SHORT PROBLEM:
Check each line for the string "color". Give only the count of lines that have it.

(Structured figure records)
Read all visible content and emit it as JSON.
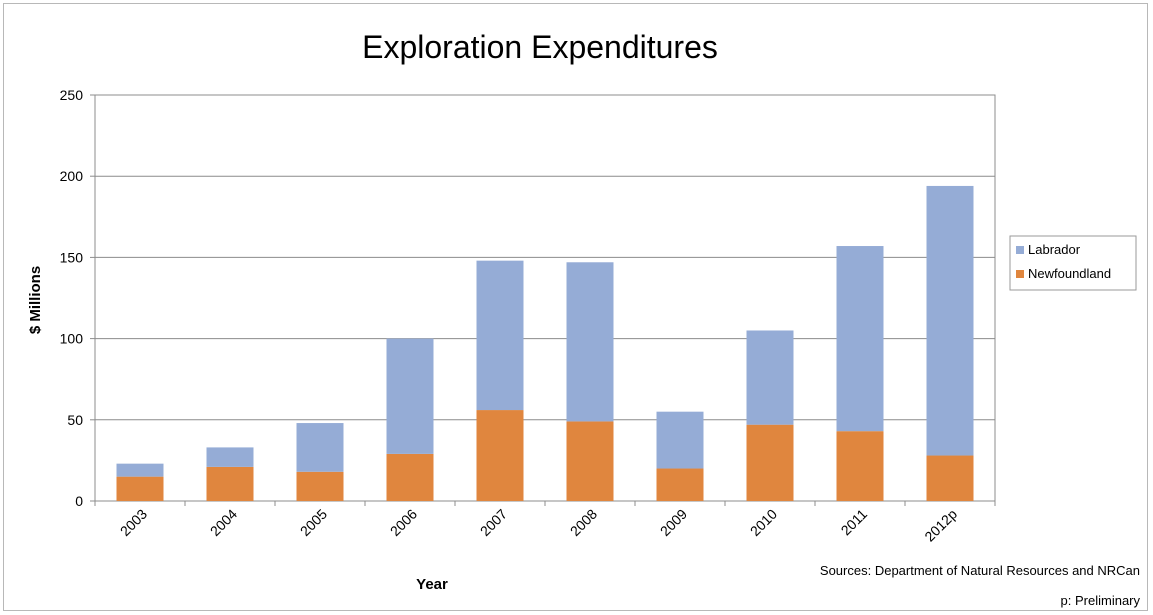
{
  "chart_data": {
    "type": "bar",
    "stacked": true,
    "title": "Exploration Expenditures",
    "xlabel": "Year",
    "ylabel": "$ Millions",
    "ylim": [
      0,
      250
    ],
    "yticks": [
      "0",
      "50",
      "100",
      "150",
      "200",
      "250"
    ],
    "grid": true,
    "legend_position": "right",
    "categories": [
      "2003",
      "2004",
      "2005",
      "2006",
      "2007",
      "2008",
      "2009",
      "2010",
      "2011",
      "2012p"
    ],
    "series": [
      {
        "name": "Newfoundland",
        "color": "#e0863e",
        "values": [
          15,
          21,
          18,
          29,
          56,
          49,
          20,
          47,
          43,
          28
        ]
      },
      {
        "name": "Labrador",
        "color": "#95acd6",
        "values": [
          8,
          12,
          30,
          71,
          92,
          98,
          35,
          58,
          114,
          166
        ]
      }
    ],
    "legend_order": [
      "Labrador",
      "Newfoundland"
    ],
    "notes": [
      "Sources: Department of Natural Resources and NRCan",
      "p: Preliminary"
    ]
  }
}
...
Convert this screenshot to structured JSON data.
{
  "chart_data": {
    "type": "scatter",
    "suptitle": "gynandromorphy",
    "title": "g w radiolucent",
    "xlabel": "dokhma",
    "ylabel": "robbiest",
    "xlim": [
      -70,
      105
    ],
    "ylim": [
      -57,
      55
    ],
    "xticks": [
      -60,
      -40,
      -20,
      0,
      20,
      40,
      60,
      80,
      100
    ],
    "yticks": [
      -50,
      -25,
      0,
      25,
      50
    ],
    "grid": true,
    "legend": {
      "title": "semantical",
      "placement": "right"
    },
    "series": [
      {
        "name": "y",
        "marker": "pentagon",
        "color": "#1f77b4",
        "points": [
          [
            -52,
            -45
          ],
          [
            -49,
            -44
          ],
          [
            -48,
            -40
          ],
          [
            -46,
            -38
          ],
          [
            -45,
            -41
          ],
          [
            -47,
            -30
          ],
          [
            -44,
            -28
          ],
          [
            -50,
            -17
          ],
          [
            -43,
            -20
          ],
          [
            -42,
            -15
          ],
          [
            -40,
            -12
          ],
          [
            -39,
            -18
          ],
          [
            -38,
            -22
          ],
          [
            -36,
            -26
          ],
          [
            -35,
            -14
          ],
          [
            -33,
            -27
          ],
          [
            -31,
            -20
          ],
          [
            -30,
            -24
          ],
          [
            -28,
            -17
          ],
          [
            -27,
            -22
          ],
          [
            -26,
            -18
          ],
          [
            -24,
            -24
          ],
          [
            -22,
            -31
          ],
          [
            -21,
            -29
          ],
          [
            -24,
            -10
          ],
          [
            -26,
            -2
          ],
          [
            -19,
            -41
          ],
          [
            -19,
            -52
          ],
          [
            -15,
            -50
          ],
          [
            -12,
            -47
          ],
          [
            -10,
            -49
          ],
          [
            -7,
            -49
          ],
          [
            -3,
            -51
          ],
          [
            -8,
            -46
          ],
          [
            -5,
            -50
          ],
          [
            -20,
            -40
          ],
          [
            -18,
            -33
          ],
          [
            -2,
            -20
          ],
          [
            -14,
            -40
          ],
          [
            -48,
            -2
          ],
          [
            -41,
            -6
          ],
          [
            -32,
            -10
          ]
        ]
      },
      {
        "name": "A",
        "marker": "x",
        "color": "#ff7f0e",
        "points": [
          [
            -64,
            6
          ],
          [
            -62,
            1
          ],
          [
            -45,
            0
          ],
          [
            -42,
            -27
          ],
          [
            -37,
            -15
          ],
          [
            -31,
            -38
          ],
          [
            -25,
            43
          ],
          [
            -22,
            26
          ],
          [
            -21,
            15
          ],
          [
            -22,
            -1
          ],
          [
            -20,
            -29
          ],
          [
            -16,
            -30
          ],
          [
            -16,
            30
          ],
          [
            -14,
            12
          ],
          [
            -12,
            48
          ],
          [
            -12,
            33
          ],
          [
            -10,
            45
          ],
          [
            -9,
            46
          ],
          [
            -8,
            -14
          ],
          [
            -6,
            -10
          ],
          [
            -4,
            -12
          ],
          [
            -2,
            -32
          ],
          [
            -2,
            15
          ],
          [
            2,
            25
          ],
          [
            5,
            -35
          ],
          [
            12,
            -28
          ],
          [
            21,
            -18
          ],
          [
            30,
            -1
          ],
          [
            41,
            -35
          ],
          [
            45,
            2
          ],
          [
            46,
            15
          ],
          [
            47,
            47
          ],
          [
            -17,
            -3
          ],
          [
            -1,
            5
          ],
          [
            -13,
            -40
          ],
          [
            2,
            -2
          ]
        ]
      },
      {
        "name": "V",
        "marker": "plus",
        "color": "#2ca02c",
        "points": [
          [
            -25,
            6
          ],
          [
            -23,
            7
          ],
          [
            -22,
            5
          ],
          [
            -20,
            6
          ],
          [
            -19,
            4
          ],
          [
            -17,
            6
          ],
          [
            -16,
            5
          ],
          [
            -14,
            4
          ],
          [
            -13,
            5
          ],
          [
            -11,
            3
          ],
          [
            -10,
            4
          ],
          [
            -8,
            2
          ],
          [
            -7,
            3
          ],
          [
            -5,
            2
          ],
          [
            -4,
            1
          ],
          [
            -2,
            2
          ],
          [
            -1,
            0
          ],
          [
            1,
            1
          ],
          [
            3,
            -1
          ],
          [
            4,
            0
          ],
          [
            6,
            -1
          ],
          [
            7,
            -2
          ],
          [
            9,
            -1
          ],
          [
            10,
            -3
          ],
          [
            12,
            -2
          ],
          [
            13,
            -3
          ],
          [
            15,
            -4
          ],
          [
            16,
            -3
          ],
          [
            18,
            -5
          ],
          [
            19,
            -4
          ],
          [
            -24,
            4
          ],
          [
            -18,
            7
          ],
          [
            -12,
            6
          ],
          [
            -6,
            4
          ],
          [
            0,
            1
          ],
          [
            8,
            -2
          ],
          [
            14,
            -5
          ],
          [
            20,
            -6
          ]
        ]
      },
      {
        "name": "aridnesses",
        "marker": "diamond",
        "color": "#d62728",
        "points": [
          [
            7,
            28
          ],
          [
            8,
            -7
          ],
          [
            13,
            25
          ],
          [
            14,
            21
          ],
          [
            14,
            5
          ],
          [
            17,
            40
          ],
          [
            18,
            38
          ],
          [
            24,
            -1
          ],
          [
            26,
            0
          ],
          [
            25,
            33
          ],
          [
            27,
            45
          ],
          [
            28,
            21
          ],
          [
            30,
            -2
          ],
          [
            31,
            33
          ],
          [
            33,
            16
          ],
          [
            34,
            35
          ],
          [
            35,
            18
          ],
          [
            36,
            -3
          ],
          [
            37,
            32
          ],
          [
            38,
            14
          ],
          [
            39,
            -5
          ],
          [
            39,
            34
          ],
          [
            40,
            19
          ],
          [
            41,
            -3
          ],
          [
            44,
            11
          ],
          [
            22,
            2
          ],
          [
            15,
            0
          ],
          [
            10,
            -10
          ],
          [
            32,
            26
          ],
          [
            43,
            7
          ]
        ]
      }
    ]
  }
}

CORRECT RESULT:
6